> _EXTRACT TO READ_
Along the lines of Brad Olsen's reckons, I had the misfortune to hear on RNZ, Mary Holm's disconnected utterances in regards tax cuts. Pop them into Kiwisaver.
In relation to the removal of the first home buyers grant, she opined that maybe, get used to the idea of renting for life. That way you can save money for your retirement. So out of touch with reality, she went on to compare renting in Germany and Belgium with Aotearoa, and reckoned you just get a long term lease. Then you can decorate how you like and plant gardens…
From about half way through. A word of warning it may make yr blood boil.
https://www.rnz.co.nz/national/programmes/afternoons/audio/2018940651/your-money-with-mary-holm
“the Coalition of Cuts is borrowing to give tax cuts.”
Do correct that spelling mistake.
It doesn’t cover the rise in costs and the cuts in services.
It’s a budget that doesn’t cover its own arse. $10 or $70 or whatever.
Rents and rates are up. Local council borrowing cost will be up in the future. Prescription charges are up. Cost of living is up at the supermarket. At the petrol pump. Public transport is being scaled back and delayed. We are likely to see tolls on some roads. Welfare will go up as employment decreases.
It ignores the known climate change bill and the unknown one.
It gives us insecurity.
We have no idea if the government will help us if there is a disaster or if they’ll sell us out to the insurance industry. Or worse as the insurance industry wants less and less exposure to the increased risks in many places they’ll just abandon us as they’ve abandoned smokers. As they’ve abandoned prisoners, gang members and responsibility given how many gang members have grown up in state care. These are members of our society.
We have no idea if the police, education or health will keep pace with our needs or if their salaries will allow them to lead a basic happy middle class existence in a NZ city. They’ve attacked the police who can’t collectively bargain the same as most industries, attacked protest as illegal because you should be at work, and decreased benefits and the minimum wage in real terms. They’re attacking the job of teaching. They’ve failed the journalism profession and the RW sharks smell blood.
We don’t know if they’ll shell out enormous funds to join this AUKUS defense group, or if they’ll turn on the defense force personnel next, as they too agree to give up their right to ordinary collective bargaining.
Like all their work this budget is an attempt to say we kinda met our election promises. But underneath is the evidence- money to their chums, forgotten or hidden donations and meetings with those winning big and avoiding the checks and balances democracies impose on capital. Particularly tourism reliant economies.
And don’t forget they’re all landlords in parliament, by and large, voting themselves tax free capital gains in their property.
The sugar hit has gone, be an it never really was and with the glee of the razor gang there was no honeymoon for this cynical bunch.
Can the opposition reform and drive them into one term obscurity?
What happened to the "cost of living" budget?
Higher prescriptions, higher rates, health system failing, more expensive power and food.
Any 'tax relief' is totally soaked up by higher cost of living.

> _DATA_

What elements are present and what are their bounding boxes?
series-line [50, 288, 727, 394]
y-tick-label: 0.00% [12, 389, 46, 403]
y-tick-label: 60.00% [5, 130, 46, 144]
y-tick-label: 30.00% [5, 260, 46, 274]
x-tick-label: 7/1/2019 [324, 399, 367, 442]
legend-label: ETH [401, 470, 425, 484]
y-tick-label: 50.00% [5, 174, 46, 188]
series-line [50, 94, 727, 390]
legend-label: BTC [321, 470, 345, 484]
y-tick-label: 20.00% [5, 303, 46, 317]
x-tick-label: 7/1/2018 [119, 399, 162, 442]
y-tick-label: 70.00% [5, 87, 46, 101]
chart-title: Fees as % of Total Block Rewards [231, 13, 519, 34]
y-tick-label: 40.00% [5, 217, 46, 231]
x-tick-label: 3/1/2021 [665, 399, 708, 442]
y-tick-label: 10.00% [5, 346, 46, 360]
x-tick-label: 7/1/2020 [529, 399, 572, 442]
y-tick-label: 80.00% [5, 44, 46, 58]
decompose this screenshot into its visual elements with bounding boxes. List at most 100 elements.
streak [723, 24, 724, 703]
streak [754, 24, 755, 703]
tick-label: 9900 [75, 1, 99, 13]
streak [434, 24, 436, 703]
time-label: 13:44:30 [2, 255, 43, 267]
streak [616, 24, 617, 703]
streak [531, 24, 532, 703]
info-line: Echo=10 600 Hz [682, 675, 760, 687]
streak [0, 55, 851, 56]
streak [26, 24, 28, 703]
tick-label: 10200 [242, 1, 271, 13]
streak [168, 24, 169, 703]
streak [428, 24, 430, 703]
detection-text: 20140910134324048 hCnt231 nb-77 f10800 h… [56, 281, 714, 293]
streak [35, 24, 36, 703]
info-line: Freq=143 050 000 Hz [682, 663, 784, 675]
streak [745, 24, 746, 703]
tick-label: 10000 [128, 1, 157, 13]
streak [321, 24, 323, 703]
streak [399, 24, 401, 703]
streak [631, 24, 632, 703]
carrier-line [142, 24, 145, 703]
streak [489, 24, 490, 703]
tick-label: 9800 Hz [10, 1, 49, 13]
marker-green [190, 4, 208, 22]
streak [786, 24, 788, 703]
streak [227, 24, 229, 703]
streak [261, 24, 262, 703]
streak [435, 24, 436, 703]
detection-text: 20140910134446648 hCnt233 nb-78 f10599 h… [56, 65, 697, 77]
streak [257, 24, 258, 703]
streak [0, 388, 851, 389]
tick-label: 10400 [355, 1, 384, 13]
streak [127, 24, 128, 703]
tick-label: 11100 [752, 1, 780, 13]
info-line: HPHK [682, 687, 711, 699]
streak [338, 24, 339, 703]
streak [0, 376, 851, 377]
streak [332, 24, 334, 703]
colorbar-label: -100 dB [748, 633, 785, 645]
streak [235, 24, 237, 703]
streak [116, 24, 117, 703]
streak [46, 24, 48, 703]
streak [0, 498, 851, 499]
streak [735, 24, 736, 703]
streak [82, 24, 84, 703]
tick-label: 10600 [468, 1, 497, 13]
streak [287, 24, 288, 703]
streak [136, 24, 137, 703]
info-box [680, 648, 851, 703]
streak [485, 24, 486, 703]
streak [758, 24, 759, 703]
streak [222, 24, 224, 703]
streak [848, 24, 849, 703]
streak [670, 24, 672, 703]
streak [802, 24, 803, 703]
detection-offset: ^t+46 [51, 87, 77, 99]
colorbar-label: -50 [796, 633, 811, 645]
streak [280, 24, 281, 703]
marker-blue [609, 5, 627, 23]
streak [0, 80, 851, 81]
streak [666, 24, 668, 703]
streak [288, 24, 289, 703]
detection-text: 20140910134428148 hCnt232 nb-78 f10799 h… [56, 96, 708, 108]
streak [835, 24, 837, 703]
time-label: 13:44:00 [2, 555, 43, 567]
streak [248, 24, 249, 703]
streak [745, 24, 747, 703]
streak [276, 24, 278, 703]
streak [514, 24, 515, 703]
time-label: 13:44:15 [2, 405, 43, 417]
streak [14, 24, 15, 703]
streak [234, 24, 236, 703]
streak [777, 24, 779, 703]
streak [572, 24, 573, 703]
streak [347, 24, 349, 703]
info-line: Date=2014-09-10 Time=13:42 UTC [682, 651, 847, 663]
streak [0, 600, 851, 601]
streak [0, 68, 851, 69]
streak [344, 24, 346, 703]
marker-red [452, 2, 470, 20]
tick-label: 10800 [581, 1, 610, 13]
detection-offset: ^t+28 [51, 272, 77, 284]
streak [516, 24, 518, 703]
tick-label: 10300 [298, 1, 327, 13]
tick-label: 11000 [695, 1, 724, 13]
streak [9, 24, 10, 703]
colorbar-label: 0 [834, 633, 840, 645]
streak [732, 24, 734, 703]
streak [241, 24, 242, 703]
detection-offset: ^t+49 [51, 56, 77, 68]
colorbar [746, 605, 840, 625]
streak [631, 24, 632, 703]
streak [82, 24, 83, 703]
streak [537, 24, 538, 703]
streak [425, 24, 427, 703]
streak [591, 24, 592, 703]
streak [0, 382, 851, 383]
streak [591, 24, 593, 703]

> _INSTRUCTIONS FOR THE TASK_
Copy out, word for word, the comments on the tax cuts and the budget from "The sugar hit" to "one term obscurity?". This material comes from a separate source.

> _COMPLETED TASK_
The sugar hit has gone, be an it never really was and with the glee of the razor gang there was no honeymoon for this cynical bunch.
Can the opposition reform and drive them into one term obscurity?